● **WHAT NEEDS TO BE DONE**: Single out the lines that include the word "this". Copy them.

Dataset entries on figures:
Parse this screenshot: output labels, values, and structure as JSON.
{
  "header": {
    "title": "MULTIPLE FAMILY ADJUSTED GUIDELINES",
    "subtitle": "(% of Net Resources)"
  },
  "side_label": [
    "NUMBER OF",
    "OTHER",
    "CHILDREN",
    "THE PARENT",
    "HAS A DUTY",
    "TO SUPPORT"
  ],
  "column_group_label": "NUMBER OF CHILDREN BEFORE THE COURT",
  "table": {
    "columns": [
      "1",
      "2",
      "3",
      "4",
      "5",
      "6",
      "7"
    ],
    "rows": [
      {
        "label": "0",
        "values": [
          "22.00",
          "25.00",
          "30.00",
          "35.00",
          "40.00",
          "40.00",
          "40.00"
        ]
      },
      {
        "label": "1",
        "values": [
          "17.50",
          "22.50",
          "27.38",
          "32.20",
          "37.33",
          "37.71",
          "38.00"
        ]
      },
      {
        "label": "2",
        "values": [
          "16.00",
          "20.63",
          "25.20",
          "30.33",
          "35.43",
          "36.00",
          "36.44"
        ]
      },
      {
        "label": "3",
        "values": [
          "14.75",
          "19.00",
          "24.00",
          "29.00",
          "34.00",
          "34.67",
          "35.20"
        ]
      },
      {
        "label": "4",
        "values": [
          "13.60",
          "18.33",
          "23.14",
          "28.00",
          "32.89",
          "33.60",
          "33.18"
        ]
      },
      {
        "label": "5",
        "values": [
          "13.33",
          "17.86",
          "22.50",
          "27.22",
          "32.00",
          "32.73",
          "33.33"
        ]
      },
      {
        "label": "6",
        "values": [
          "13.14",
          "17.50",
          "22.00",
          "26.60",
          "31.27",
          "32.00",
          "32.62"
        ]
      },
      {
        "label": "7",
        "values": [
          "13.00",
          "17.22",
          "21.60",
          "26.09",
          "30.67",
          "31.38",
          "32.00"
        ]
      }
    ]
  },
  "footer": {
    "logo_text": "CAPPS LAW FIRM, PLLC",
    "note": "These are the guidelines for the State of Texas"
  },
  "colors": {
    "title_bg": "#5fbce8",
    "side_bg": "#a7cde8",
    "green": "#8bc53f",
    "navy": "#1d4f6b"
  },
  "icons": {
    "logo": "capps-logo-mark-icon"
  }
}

...

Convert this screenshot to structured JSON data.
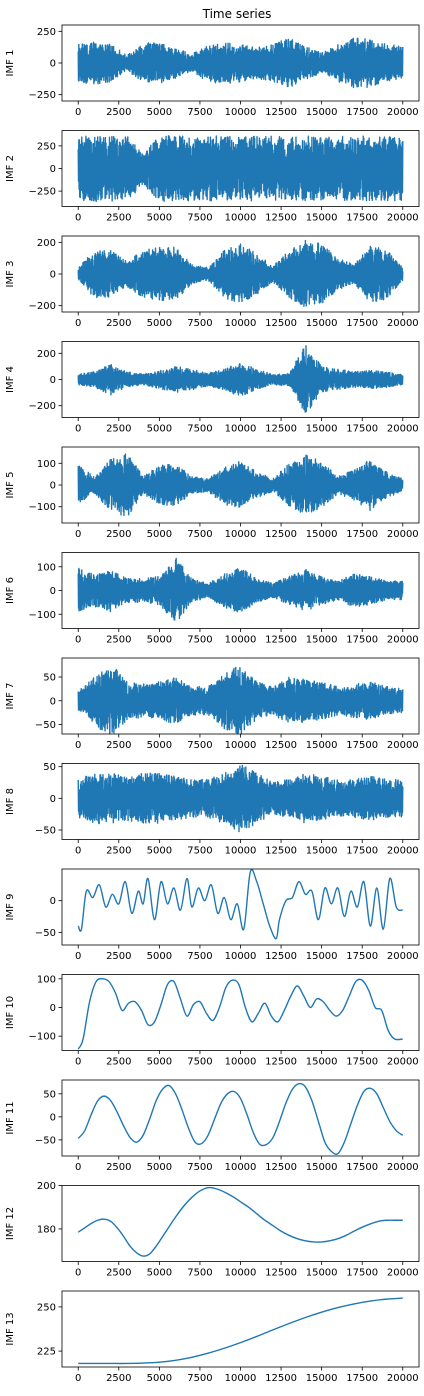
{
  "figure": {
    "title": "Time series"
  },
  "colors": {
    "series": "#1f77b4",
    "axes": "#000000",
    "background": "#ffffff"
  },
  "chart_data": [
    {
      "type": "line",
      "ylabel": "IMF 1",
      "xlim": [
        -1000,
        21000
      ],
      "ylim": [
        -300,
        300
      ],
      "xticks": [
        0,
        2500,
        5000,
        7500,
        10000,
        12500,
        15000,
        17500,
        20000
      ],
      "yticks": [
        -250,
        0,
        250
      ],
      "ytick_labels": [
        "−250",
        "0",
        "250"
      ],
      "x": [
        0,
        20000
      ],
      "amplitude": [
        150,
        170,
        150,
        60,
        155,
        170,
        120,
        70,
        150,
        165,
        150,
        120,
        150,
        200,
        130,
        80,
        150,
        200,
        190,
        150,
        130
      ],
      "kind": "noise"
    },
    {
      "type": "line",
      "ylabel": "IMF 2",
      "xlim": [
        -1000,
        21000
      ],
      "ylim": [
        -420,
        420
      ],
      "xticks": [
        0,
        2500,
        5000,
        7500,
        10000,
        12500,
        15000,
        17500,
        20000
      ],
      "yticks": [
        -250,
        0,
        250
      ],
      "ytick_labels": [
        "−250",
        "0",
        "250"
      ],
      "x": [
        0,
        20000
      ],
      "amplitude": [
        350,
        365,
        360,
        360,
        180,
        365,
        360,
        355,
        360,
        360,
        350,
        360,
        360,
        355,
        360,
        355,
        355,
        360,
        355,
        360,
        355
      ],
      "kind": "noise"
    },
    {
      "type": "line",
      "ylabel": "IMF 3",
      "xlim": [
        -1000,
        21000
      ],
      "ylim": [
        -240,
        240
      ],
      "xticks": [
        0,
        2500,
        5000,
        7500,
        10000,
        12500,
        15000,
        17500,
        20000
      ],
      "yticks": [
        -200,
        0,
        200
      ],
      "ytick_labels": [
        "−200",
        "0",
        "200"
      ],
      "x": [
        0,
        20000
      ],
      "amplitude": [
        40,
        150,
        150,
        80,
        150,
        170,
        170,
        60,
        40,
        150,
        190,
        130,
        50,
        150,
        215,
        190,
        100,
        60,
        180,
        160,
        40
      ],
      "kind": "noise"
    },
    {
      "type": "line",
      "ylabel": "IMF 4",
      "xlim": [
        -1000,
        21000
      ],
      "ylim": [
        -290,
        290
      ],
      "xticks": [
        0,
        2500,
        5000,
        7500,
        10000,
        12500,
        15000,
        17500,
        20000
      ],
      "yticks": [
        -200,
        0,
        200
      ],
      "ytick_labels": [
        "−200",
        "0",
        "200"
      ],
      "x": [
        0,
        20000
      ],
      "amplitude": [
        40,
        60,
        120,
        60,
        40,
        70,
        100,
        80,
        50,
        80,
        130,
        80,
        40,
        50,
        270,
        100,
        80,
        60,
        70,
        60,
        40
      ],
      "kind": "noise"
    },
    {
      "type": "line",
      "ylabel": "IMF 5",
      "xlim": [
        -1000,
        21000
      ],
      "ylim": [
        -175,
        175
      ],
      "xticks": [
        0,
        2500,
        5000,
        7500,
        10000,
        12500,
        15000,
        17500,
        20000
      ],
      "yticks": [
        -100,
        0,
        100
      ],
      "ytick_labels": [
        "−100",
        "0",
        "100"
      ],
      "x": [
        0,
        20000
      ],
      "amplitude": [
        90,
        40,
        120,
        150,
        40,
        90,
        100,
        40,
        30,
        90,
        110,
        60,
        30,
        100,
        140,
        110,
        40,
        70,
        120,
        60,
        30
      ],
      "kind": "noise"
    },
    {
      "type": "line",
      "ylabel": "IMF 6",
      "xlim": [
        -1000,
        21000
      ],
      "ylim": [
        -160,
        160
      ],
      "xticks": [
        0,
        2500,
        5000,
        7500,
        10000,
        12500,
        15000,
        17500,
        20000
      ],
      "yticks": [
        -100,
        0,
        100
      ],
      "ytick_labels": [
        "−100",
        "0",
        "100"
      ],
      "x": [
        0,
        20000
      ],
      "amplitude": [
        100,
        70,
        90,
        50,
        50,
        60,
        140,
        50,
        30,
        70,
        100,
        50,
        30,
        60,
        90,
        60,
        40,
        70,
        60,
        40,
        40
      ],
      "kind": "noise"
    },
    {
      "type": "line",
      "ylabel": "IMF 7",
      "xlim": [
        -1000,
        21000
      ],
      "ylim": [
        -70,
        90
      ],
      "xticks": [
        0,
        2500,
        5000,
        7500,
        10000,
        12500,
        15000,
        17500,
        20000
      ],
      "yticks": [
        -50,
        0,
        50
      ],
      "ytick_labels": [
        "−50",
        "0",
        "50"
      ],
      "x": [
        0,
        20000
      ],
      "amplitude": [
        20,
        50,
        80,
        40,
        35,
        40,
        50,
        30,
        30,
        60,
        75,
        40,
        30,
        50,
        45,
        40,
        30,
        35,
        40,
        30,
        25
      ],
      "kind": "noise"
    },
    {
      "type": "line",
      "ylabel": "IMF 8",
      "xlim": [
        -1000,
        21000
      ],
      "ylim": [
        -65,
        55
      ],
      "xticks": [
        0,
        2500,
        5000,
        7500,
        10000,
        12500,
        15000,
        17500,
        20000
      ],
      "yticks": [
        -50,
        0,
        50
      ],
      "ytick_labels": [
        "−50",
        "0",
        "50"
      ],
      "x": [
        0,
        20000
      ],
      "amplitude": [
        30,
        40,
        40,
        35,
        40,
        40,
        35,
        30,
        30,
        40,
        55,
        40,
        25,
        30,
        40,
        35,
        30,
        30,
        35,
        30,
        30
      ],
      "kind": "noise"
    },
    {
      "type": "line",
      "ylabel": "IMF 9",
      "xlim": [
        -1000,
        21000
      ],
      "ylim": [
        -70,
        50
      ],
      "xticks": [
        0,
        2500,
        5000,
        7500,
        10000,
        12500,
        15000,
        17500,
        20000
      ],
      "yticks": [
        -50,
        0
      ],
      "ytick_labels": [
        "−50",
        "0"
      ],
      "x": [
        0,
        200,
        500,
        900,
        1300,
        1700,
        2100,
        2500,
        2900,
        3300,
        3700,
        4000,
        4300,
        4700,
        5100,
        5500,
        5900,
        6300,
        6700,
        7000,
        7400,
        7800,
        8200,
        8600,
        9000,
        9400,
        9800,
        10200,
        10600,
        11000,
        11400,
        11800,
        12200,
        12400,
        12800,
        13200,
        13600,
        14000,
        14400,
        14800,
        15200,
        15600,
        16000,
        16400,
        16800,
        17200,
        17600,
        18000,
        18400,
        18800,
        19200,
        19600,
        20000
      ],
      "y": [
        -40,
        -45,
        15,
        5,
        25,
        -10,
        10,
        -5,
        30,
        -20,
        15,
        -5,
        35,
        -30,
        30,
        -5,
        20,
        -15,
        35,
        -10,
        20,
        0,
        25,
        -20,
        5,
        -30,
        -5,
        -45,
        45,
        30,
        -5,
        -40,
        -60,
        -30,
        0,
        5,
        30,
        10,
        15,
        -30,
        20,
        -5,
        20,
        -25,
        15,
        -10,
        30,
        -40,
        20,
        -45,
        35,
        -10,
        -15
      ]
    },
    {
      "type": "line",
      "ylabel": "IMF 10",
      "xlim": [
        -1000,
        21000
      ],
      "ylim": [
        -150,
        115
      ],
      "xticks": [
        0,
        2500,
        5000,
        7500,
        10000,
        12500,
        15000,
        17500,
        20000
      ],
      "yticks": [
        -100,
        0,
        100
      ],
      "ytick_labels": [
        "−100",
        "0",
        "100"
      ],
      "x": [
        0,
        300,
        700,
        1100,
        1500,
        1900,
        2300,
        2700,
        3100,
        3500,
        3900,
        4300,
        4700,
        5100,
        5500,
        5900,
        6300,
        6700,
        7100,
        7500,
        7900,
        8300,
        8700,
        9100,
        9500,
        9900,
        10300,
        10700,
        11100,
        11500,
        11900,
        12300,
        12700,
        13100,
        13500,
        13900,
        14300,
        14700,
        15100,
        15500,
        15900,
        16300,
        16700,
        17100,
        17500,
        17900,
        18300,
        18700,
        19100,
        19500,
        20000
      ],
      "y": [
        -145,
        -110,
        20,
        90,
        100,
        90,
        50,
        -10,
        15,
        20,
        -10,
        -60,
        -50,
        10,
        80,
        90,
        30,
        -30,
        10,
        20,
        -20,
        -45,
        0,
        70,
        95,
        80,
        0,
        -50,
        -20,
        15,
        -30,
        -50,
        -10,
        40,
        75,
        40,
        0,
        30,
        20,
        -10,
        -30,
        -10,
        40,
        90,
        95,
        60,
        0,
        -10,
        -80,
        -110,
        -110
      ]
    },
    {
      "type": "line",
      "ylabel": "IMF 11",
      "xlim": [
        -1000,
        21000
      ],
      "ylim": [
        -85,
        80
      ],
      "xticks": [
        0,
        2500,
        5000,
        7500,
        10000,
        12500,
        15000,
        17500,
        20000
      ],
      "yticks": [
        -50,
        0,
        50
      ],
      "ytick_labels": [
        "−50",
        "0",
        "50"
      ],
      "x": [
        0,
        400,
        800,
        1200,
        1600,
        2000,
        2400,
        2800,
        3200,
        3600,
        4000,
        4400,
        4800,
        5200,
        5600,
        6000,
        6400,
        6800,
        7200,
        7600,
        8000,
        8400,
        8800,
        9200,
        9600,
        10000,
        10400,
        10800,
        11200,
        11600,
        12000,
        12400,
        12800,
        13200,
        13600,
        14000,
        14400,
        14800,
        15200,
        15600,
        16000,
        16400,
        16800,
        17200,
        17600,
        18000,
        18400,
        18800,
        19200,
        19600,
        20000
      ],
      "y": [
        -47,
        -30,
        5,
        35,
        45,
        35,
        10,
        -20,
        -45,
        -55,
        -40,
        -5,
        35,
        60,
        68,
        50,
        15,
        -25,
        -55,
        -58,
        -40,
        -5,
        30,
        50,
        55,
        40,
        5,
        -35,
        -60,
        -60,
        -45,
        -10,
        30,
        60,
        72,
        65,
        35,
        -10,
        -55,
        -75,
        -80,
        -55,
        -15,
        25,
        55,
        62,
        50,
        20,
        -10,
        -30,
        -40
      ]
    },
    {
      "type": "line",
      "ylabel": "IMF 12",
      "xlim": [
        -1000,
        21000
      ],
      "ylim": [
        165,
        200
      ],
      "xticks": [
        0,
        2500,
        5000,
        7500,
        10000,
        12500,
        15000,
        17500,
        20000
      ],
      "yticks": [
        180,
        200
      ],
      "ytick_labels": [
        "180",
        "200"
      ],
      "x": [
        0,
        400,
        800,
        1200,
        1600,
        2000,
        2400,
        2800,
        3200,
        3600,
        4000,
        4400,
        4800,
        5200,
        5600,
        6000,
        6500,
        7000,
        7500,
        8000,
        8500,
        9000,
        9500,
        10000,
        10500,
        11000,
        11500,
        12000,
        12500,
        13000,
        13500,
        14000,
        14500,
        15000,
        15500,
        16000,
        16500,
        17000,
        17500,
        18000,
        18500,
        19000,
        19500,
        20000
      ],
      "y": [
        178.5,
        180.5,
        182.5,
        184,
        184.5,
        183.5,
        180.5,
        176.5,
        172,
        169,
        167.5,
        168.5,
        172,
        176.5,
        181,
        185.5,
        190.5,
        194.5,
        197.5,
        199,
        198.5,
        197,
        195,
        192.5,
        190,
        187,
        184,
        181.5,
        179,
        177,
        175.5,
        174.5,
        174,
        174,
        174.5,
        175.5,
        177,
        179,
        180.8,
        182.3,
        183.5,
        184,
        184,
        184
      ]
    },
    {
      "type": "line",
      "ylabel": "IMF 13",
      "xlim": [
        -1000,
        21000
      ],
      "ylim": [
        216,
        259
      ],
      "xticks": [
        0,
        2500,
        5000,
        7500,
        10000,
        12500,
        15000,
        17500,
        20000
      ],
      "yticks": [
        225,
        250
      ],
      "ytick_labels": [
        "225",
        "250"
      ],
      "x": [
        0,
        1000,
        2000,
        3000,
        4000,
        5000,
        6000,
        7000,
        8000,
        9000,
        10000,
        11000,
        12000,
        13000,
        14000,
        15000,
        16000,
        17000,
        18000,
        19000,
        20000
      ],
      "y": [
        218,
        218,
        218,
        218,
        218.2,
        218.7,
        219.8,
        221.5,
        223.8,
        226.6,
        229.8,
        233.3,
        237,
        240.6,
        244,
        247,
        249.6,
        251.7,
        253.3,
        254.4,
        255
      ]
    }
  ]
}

--

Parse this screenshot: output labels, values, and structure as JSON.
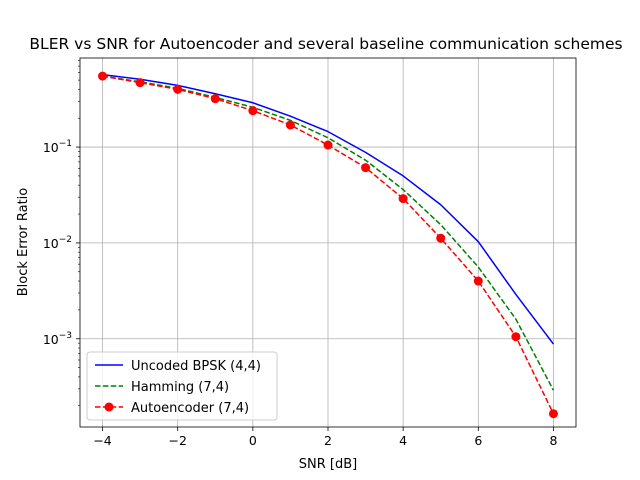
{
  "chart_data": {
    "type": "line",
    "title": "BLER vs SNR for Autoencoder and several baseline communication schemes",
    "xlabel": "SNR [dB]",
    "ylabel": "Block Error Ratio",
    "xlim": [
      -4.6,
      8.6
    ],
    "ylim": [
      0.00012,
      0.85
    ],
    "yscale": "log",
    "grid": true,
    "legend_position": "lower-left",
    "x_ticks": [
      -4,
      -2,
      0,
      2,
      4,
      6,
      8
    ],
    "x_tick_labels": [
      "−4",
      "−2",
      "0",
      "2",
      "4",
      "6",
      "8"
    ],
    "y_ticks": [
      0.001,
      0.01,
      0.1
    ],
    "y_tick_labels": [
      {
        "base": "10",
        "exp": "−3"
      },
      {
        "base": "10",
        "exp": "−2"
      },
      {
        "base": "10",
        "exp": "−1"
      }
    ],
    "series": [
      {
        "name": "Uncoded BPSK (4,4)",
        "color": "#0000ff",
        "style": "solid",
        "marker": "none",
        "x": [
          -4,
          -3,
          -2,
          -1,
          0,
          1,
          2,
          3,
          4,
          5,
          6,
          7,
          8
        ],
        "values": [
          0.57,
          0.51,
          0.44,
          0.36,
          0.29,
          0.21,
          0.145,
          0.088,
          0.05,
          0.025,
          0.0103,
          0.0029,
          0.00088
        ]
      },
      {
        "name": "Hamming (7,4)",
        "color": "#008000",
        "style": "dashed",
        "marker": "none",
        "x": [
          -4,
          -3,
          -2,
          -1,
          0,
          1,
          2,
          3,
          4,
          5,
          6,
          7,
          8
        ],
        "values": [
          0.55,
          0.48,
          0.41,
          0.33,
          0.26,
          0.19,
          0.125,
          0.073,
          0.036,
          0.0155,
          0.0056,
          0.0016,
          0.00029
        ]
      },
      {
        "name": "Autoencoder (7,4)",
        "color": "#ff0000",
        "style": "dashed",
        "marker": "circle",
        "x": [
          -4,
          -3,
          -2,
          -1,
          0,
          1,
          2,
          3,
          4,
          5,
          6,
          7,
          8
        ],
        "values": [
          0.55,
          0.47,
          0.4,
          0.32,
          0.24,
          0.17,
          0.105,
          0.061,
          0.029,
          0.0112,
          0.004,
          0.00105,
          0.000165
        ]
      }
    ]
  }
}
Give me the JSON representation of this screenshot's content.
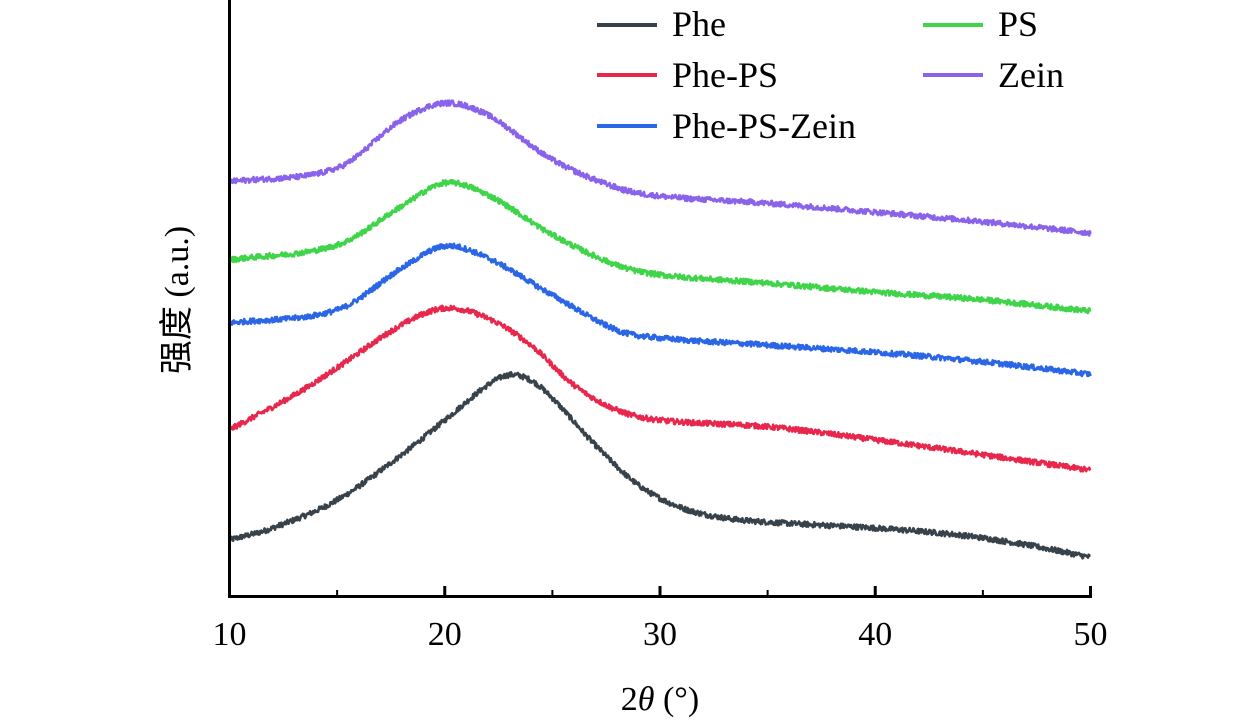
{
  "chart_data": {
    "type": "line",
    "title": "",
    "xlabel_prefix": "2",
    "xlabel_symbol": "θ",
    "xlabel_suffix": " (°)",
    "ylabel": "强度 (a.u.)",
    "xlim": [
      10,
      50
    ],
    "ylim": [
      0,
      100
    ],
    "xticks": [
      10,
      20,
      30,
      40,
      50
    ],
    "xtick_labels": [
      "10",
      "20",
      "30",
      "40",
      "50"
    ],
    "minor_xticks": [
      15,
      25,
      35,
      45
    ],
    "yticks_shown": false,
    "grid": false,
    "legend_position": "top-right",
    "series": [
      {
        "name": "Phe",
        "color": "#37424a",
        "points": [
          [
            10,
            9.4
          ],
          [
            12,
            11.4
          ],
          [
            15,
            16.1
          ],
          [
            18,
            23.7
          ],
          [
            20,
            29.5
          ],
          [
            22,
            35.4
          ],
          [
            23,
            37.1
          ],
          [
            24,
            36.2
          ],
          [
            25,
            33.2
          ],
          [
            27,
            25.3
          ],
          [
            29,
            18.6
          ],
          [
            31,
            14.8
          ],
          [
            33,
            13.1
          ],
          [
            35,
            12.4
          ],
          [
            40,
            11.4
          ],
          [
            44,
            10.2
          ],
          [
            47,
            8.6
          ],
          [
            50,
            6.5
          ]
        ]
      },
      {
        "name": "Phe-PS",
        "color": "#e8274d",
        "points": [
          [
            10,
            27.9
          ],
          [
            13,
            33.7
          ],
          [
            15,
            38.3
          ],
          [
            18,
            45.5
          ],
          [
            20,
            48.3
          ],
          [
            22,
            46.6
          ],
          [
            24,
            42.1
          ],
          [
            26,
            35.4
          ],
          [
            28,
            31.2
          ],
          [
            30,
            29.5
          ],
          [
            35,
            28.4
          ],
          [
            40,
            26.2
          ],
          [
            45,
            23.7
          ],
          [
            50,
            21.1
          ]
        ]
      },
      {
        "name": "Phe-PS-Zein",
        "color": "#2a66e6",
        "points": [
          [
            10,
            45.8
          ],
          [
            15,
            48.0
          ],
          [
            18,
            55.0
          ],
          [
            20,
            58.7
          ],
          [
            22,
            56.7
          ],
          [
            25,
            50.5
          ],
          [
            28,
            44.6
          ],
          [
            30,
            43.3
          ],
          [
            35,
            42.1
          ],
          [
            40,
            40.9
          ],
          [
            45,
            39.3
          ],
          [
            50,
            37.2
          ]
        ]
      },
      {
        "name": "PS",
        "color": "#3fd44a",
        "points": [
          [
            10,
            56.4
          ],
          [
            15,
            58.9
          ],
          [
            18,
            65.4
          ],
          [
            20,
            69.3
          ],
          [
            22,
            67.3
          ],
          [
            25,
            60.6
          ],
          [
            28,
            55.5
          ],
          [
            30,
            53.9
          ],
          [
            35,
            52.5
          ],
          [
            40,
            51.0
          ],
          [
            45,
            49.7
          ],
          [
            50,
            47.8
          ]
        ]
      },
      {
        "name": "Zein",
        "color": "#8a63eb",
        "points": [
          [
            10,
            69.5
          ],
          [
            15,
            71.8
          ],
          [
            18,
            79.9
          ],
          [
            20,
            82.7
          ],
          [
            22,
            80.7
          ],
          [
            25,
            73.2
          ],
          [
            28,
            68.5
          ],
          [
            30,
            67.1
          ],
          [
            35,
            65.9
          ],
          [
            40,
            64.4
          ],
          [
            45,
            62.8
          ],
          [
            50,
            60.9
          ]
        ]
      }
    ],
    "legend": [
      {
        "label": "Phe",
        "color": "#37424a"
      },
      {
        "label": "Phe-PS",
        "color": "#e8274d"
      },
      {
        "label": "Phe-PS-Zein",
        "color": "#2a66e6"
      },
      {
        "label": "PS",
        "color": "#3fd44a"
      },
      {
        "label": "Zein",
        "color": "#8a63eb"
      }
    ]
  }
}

● **TASK RESULT**:
Parse this screenshot: output labels, values, and structure as JSON.
Convert this screenshot to structured JSON data.
Parse this screenshot: output labels, values, and structure as JSON.
Give me the JSON representation of this screenshot's content.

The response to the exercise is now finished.